* **STATED EXERCISE**
Repeat the listing exactly as given, omitting every image.

%%

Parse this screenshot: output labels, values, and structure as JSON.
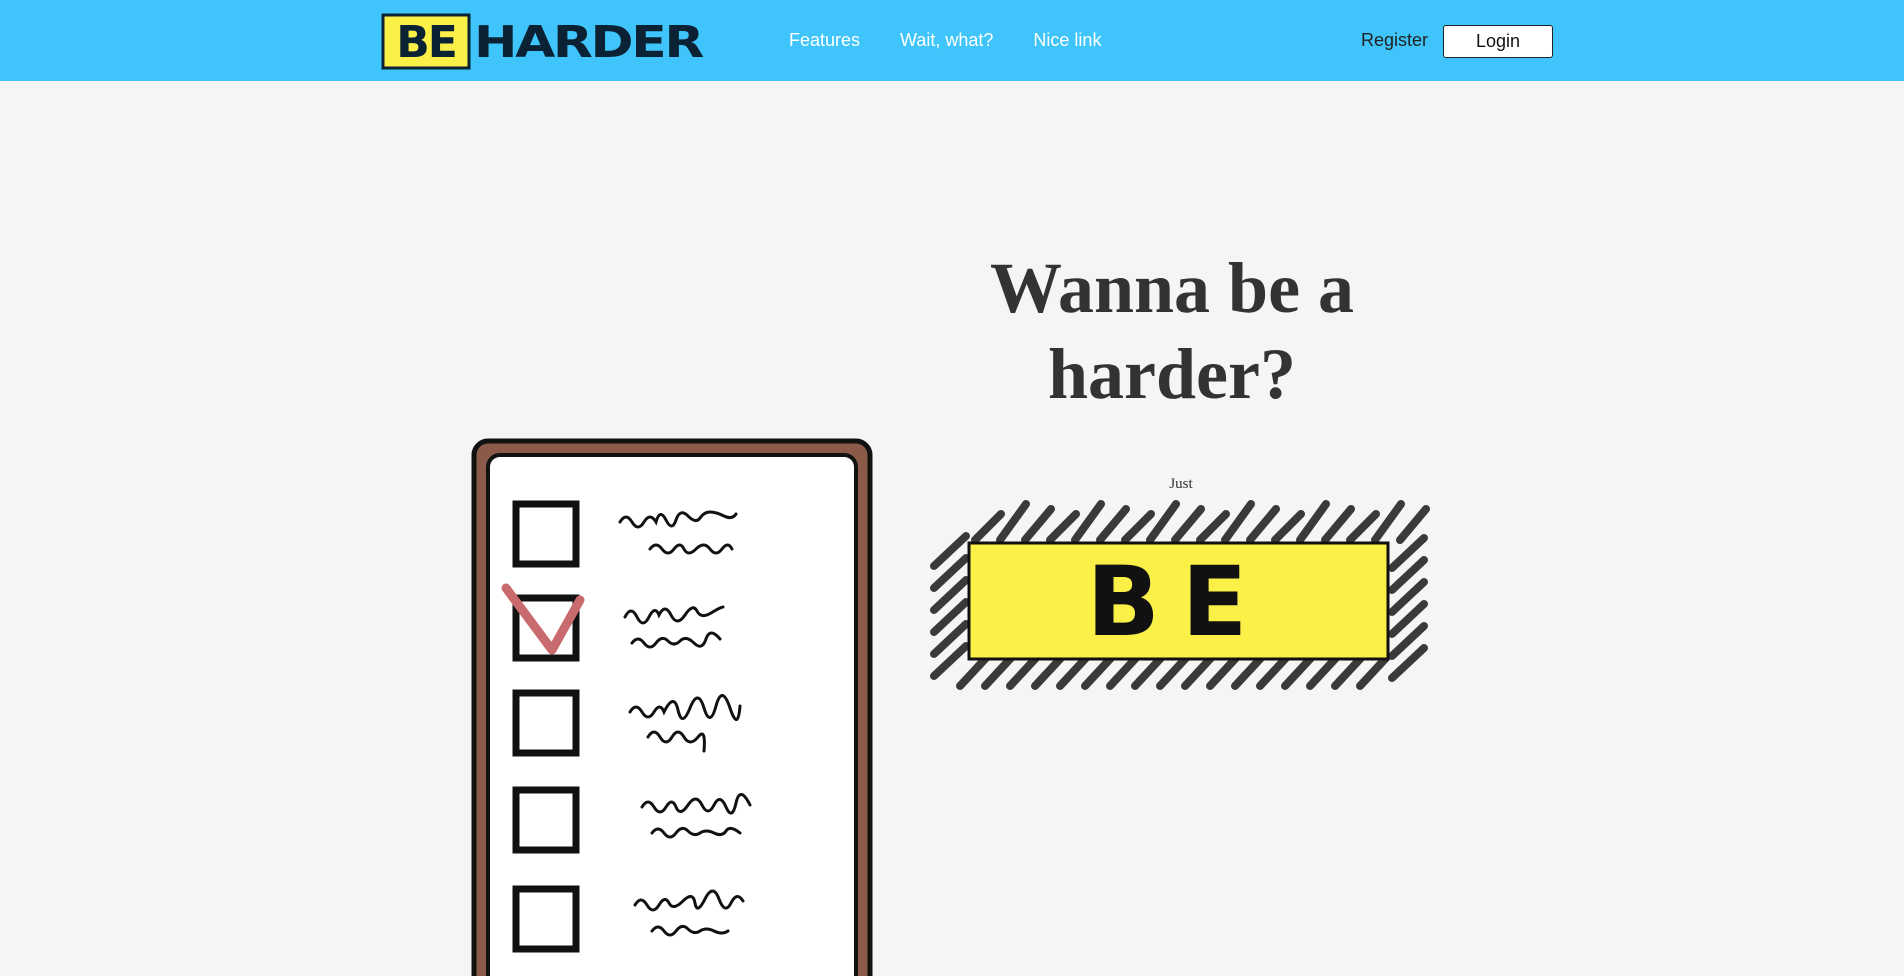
{
  "header": {
    "logo_be": "BE",
    "logo_harder": "HARDER",
    "nav": [
      {
        "label": "Features"
      },
      {
        "label": "Wait, what?"
      },
      {
        "label": "Nice link"
      }
    ],
    "register_label": "Register",
    "login_label": "Login"
  },
  "hero": {
    "title_line1": "Wanna be a",
    "title_line2": "harder?",
    "just": "Just",
    "badge_text": "BE"
  },
  "colors": {
    "navbar": "#3fc5fb",
    "logo_yellow": "#fbf047",
    "background": "#f5f5f5",
    "clipboard_brown": "#8b5a48",
    "check_red": "#c86a6e"
  },
  "clipboard": {
    "checkboxes": [
      {
        "checked": false
      },
      {
        "checked": true
      },
      {
        "checked": false
      },
      {
        "checked": false
      },
      {
        "checked": false
      }
    ]
  }
}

%%

* **SOLUTION TO THE EXERCISE**
Parse this screenshot: output labels, values, and structure as JSON.
{
  "header": {
    "logo_be": "BE",
    "logo_harder": "HARDER",
    "nav": [
      {
        "label": "Features"
      },
      {
        "label": "Wait, what?"
      },
      {
        "label": "Nice link"
      }
    ],
    "register_label": "Register",
    "login_label": "Login"
  },
  "hero": {
    "title_line1": "Wanna be a",
    "title_line2": "harder?",
    "just": "Just",
    "badge_text": "BE"
  },
  "colors": {
    "navbar": "#3fc5fb",
    "logo_yellow": "#fbf047",
    "background": "#f5f5f5",
    "clipboard_brown": "#8b5a48",
    "check_red": "#c86a6e"
  },
  "clipboard": {
    "checkboxes": [
      {
        "checked": false
      },
      {
        "checked": true
      },
      {
        "checked": false
      },
      {
        "checked": false
      },
      {
        "checked": false
      }
    ]
  }
}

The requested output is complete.